§ **DATA PROVIDED**:
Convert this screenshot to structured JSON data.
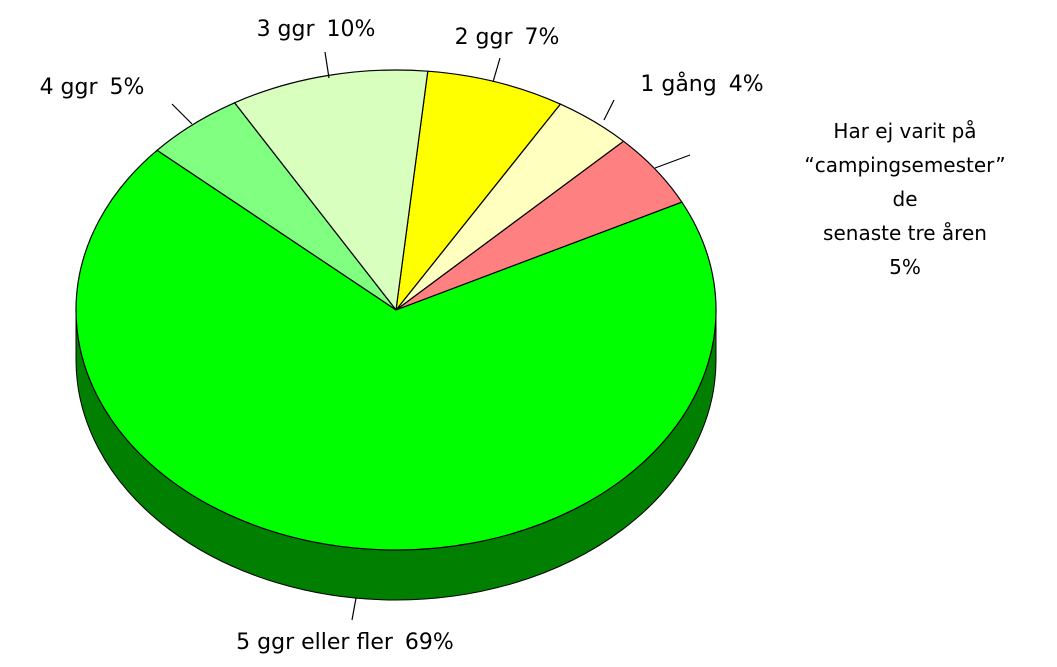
{
  "chart_data": {
    "type": "pie",
    "categories": [
      "Har ej varit på\n“campingsemester” de\nsenaste tre åren",
      "1 gång",
      "2 ggr",
      "3 ggr",
      "4 ggr",
      "5 ggr eller fler"
    ],
    "values": [
      5,
      4,
      7,
      10,
      5,
      69
    ],
    "value_labels": [
      "5%",
      "4%",
      "7%",
      "10%",
      "5%",
      "69%"
    ],
    "colors": [
      "#ff8080",
      "#ffffc0",
      "#ffff00",
      "#d9ffbf",
      "#80ff80",
      "#00ff00"
    ]
  }
}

§ **DIRECTIVE**: Print the full listing exactly, dropping the pictures.

§ **RESULT OF THE EXERCISE**:
Convert this screenshot to structured JSON data.
{
  "chart_data": {
    "type": "pie",
    "categories": [
      "Har ej varit på\n“campingsemester” de\nsenaste tre åren",
      "1 gång",
      "2 ggr",
      "3 ggr",
      "4 ggr",
      "5 ggr eller fler"
    ],
    "values": [
      5,
      4,
      7,
      10,
      5,
      69
    ],
    "value_labels": [
      "5%",
      "4%",
      "7%",
      "10%",
      "5%",
      "69%"
    ],
    "colors": [
      "#ff8080",
      "#ffffc0",
      "#ffff00",
      "#d9ffbf",
      "#80ff80",
      "#00ff00"
    ]
  }
}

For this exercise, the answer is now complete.